**Directions:** Sort through the data and copy the lines holding the word "Новый".

################

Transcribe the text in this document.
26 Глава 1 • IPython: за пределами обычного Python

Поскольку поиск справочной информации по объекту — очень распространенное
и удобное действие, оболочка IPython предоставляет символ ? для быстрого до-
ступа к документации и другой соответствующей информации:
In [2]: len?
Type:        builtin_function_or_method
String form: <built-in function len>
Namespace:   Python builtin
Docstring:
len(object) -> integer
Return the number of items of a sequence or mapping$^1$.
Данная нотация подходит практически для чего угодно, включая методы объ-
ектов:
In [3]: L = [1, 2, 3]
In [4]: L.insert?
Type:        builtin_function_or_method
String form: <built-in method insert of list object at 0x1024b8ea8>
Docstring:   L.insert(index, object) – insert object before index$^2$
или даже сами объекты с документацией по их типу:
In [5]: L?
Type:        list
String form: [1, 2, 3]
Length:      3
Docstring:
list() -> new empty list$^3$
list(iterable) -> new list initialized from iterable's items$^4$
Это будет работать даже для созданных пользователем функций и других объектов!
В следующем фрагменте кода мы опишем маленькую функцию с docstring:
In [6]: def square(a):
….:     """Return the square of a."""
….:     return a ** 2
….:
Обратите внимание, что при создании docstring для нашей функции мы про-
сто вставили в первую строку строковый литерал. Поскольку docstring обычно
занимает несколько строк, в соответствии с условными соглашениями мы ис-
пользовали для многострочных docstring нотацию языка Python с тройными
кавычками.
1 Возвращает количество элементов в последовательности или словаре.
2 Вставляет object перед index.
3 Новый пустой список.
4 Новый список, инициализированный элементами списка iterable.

################

**Exercise solution:**
3 Новый пустой список.
4 Новый список, инициализированный элементами списка iterable.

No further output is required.